==== DATASET

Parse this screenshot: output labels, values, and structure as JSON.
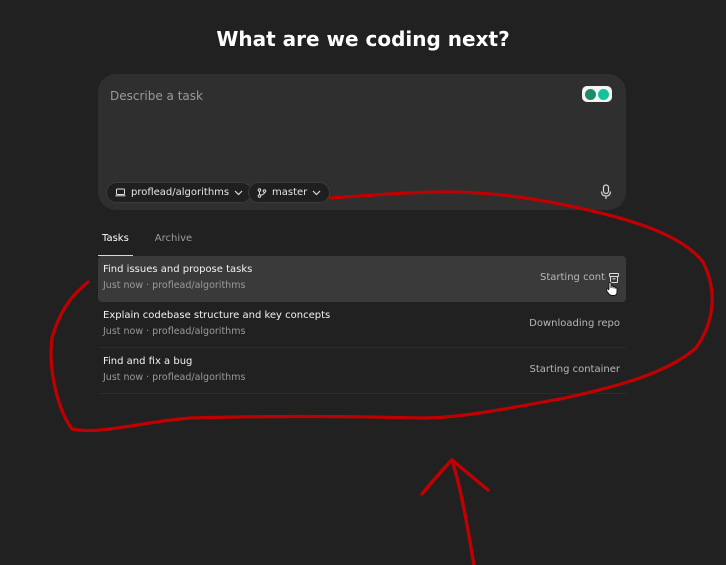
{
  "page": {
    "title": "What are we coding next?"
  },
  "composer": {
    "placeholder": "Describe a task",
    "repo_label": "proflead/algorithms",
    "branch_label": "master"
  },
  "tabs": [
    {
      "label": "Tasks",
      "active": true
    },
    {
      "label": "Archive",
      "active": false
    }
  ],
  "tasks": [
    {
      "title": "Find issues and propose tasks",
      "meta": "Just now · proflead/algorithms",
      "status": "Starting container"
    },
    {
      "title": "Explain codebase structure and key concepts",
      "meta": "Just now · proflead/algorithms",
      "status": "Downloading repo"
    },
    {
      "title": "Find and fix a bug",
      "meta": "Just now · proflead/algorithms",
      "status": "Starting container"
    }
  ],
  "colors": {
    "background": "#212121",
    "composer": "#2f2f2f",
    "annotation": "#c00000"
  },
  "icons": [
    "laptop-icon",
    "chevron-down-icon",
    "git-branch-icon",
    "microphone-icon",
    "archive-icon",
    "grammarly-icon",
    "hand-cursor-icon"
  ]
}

========

#### AIM:
Without the pictures, return all the records precisely as they stand.

#### COMPLETE ANSWER:
Parse this screenshot: output labels, values, and structure as JSON.
{
  "page": {
    "title": "What are we coding next?"
  },
  "composer": {
    "placeholder": "Describe a task",
    "repo_label": "proflead/algorithms",
    "branch_label": "master"
  },
  "tabs": [
    {
      "label": "Tasks",
      "active": true
    },
    {
      "label": "Archive",
      "active": false
    }
  ],
  "tasks": [
    {
      "title": "Find issues and propose tasks",
      "meta": "Just now · proflead/algorithms",
      "status": "Starting container"
    },
    {
      "title": "Explain codebase structure and key concepts",
      "meta": "Just now · proflead/algorithms",
      "status": "Downloading repo"
    },
    {
      "title": "Find and fix a bug",
      "meta": "Just now · proflead/algorithms",
      "status": "Starting container"
    }
  ],
  "colors": {
    "background": "#212121",
    "composer": "#2f2f2f",
    "annotation": "#c00000"
  },
  "icons": [
    "laptop-icon",
    "chevron-down-icon",
    "git-branch-icon",
    "microphone-icon",
    "archive-icon",
    "grammarly-icon",
    "hand-cursor-icon"
  ]
}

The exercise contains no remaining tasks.